▶ [DATA LISTING]:

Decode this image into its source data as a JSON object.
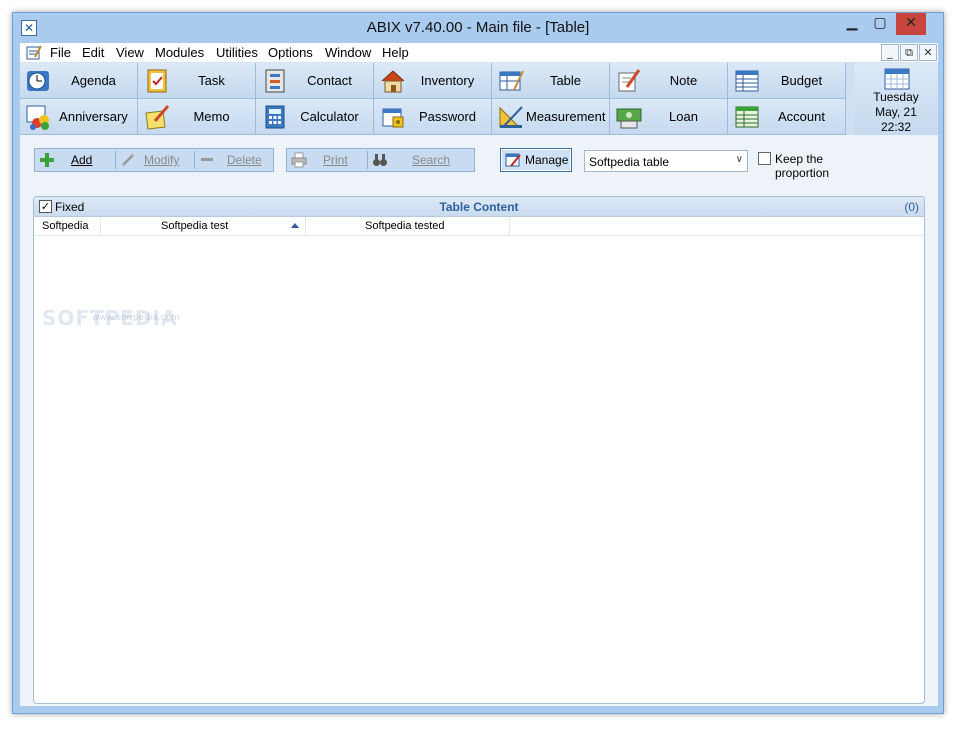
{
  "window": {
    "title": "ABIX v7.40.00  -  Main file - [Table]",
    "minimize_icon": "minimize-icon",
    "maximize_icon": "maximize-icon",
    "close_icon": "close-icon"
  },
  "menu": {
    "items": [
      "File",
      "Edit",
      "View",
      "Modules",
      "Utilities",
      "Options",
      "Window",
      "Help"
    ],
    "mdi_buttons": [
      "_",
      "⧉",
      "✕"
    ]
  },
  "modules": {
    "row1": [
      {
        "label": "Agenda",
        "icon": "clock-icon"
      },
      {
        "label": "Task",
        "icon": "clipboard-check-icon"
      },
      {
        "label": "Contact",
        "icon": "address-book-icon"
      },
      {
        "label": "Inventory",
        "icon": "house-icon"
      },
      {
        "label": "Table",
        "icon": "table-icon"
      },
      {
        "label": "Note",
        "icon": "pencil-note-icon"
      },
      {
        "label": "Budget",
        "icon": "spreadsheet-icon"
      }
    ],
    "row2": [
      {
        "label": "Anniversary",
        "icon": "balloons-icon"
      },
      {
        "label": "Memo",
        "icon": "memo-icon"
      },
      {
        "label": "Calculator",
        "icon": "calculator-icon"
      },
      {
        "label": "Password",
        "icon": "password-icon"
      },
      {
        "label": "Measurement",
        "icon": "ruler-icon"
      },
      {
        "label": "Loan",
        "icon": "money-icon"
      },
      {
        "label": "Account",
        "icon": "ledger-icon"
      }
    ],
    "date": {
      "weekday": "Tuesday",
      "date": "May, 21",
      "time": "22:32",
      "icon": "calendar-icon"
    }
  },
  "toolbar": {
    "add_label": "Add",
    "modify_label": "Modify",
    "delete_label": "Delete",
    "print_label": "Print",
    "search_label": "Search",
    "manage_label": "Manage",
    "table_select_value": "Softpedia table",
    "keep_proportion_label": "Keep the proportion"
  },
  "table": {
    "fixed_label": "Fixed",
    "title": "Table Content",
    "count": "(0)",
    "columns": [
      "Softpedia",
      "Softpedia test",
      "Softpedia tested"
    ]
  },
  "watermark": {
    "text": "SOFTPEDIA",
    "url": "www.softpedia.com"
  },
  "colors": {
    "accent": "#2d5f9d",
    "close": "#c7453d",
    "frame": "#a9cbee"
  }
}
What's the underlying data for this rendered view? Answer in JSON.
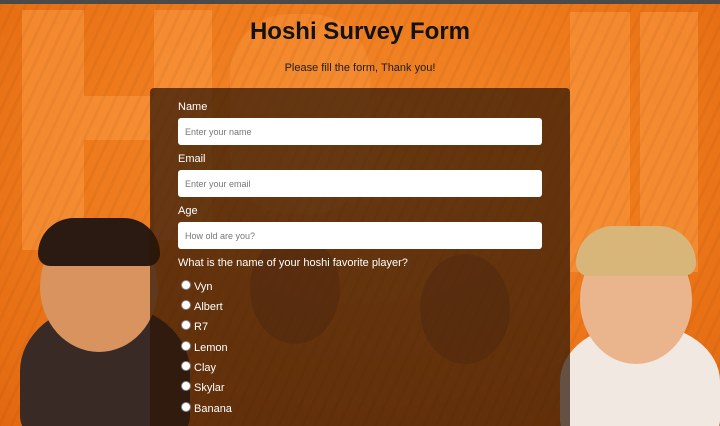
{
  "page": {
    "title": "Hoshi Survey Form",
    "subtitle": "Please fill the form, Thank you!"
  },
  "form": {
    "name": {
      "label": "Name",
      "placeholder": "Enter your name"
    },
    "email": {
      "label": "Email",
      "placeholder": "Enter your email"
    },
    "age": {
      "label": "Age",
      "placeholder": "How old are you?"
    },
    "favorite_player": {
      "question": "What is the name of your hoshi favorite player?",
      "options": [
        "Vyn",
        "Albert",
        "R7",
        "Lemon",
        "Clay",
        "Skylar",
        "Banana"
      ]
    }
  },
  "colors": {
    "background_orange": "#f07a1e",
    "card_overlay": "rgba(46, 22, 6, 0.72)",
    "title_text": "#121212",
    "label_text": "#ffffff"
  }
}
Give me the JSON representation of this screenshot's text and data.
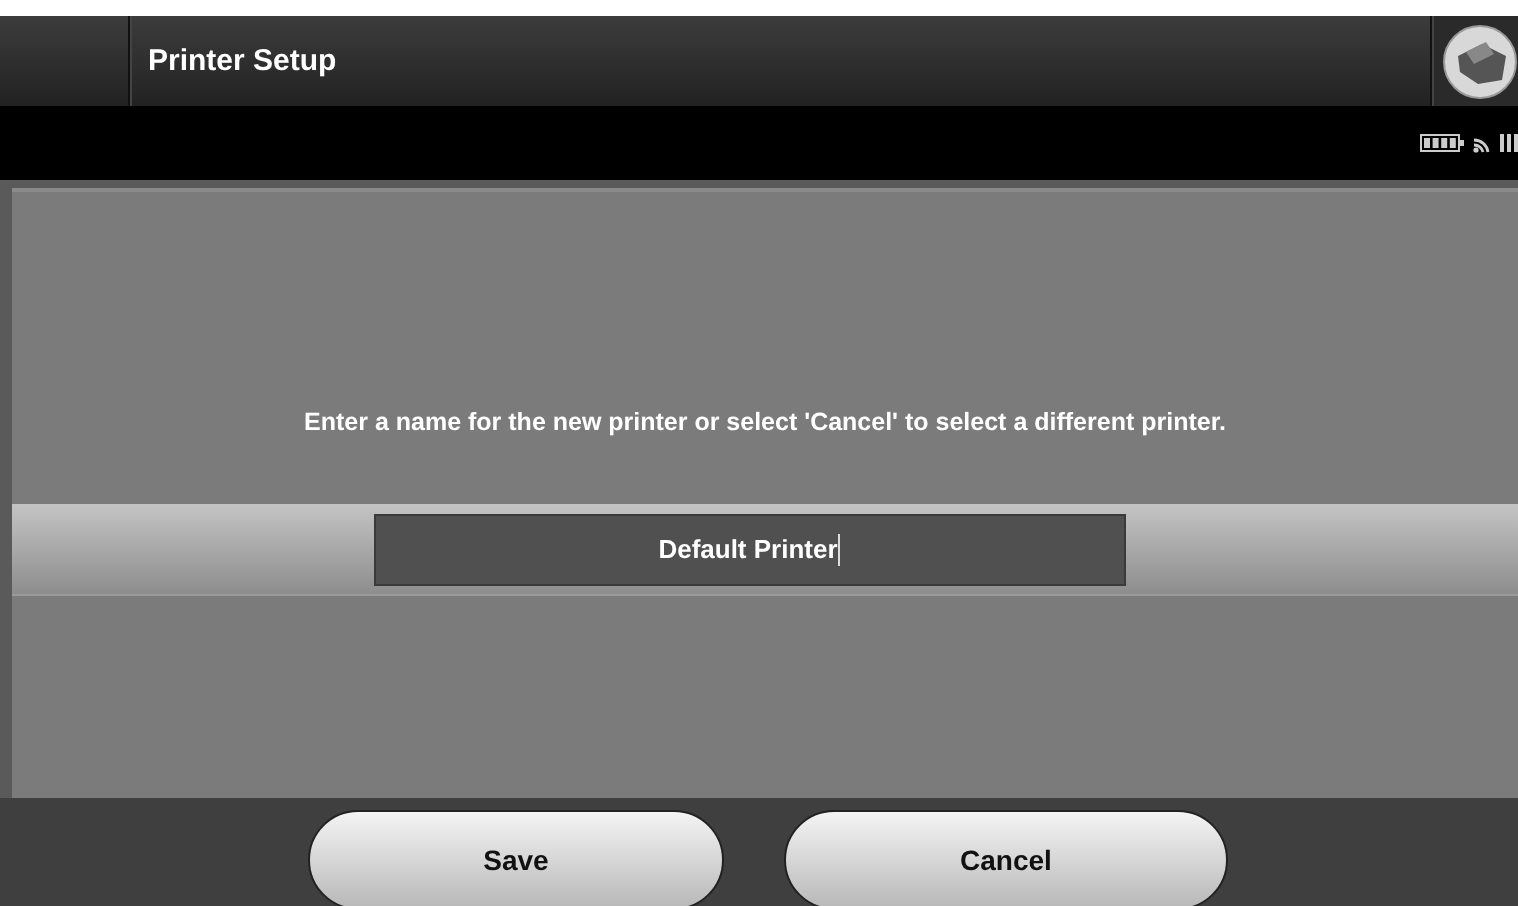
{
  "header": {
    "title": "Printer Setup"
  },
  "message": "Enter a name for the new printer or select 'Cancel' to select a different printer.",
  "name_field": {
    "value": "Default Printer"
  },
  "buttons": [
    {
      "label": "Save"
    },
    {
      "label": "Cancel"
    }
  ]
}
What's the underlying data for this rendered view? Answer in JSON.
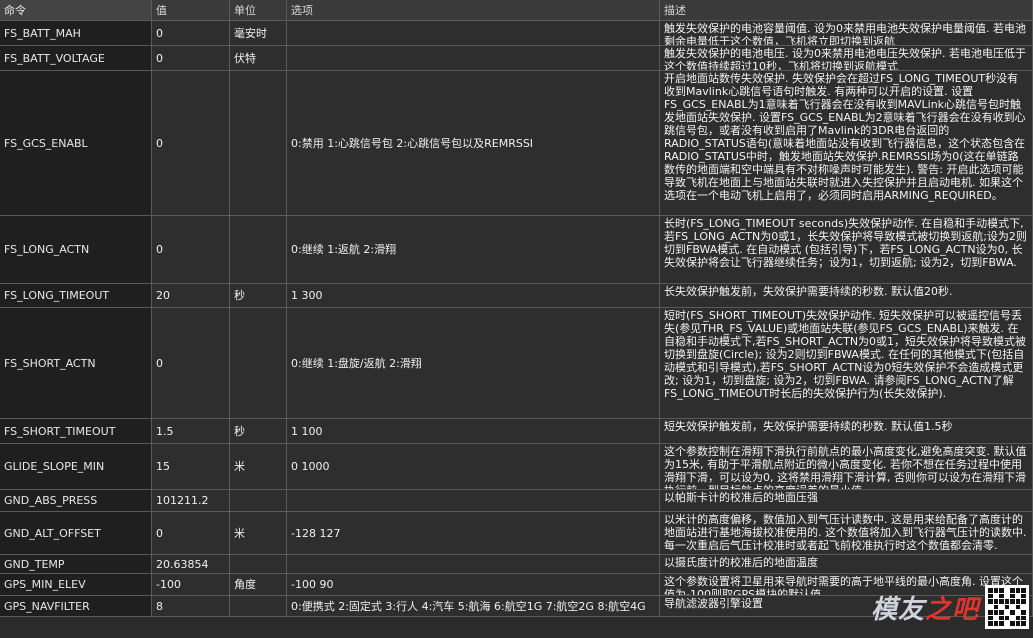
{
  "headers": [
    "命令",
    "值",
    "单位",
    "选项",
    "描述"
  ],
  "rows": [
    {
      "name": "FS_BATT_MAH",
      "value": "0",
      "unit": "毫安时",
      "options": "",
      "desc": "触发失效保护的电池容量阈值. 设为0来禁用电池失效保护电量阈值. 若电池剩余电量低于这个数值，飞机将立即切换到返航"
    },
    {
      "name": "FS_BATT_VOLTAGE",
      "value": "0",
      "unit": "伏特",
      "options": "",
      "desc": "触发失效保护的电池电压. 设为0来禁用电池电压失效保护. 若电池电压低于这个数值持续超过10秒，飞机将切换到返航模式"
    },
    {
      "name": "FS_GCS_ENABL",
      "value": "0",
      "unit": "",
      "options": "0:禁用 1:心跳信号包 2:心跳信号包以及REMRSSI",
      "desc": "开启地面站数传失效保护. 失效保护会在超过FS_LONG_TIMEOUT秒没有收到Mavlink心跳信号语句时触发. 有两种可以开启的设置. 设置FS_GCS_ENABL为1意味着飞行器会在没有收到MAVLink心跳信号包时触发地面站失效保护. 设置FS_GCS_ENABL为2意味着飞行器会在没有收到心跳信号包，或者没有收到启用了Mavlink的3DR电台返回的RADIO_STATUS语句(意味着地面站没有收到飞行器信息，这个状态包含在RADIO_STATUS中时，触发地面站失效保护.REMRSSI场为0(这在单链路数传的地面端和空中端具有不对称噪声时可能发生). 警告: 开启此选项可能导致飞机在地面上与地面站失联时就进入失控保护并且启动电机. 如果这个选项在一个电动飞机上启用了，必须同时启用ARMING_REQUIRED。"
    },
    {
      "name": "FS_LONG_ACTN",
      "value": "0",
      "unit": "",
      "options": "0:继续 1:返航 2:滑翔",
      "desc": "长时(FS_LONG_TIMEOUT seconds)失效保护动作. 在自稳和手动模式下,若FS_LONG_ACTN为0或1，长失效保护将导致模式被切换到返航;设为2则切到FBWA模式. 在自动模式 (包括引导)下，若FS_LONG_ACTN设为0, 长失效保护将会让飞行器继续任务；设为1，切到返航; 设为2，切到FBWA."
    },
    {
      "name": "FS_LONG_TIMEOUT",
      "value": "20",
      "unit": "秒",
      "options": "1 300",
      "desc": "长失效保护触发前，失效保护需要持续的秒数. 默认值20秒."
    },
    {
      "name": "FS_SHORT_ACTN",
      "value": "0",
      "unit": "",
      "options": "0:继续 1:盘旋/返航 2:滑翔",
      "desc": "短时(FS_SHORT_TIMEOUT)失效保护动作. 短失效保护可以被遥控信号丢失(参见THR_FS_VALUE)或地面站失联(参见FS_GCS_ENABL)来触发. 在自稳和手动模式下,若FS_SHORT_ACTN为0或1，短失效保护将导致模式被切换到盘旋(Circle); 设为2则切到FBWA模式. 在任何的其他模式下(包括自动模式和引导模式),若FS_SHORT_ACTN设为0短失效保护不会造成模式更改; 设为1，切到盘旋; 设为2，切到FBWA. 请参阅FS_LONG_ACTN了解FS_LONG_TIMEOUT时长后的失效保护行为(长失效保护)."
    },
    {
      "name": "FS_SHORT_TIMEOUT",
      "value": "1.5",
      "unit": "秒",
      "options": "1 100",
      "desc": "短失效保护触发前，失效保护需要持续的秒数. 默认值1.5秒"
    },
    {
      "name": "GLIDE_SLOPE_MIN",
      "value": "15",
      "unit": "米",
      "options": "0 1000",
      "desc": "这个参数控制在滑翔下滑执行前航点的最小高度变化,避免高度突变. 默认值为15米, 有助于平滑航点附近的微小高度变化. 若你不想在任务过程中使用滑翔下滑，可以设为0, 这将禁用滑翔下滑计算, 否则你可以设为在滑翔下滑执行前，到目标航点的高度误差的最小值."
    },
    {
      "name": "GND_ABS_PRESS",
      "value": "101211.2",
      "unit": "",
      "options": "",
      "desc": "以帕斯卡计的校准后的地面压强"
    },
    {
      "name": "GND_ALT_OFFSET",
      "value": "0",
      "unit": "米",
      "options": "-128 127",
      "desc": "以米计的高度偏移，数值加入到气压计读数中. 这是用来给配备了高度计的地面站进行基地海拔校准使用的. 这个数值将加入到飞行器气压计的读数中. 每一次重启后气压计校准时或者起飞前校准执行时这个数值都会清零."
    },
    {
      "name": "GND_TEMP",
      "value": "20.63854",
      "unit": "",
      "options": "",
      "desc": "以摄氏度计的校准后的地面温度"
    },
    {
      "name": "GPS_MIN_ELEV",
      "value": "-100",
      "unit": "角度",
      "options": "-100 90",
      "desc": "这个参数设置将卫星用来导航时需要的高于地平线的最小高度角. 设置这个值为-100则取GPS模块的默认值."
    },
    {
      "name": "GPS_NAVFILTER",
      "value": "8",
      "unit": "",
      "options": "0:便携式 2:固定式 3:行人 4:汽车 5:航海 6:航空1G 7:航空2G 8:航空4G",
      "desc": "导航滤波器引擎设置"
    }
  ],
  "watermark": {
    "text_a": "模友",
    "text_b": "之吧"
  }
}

▶ [GOAL]:
Search the listing for the string "失效保护需要持续的秒数". Copy each line where it turns up.

▶ [TASK RESPONSE]:
      "desc": "长失效保护触发前，失效保护需要持续的秒数. 默认值20秒."
      "desc": "短失效保护触发前，失效保护需要持续的秒数. 默认值1.5秒"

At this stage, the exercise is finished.